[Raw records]
· · · · ·

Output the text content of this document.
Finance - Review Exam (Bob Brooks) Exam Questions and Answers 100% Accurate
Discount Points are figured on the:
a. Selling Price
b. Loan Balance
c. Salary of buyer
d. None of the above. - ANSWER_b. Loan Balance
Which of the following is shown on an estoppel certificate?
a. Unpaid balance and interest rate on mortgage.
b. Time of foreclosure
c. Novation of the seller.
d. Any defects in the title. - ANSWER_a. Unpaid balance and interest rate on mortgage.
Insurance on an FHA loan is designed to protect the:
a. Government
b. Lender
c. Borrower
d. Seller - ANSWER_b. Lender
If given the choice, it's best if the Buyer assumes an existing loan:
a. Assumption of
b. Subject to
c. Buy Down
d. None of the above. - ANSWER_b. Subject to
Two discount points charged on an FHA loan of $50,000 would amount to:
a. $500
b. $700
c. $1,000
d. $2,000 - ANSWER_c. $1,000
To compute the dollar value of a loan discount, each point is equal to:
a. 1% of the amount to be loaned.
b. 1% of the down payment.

· · · · ·

__JOB__.
Please quote the data above in full, with no line missing.

__TASK RESPONSE__.
Output the text content of this document.
Finance - Review Exam (Bob Brooks) Exam Questions and Answers 100% Accurate
Discount Points are figured on the:
a. Selling Price
b. Loan Balance
c. Salary of buyer
d. None of the above. - ANSWER_b. Loan Balance
Which of the following is shown on an estoppel certificate?
a. Unpaid balance and interest rate on mortgage.
b. Time of foreclosure
c. Novation of the seller.
d. Any defects in the title. - ANSWER_a. Unpaid balance and interest rate on mortgage.
Insurance on an FHA loan is designed to protect the:
a. Government
b. Lender
c. Borrower
d. Seller - ANSWER_b. Lender
If given the choice, it's best if the Buyer assumes an existing loan:
a. Assumption of
b. Subject to
c. Buy Down
d. None of the above. - ANSWER_b. Subject to
Two discount points charged on an FHA loan of $50,000 would amount to:
a. $500
b. $700
c. $1,000
d. $2,000 - ANSWER_c. $1,000
To compute the dollar value of a loan discount, each point is equal to:
a. 1% of the amount to be loaned.
b. 1% of the down payment.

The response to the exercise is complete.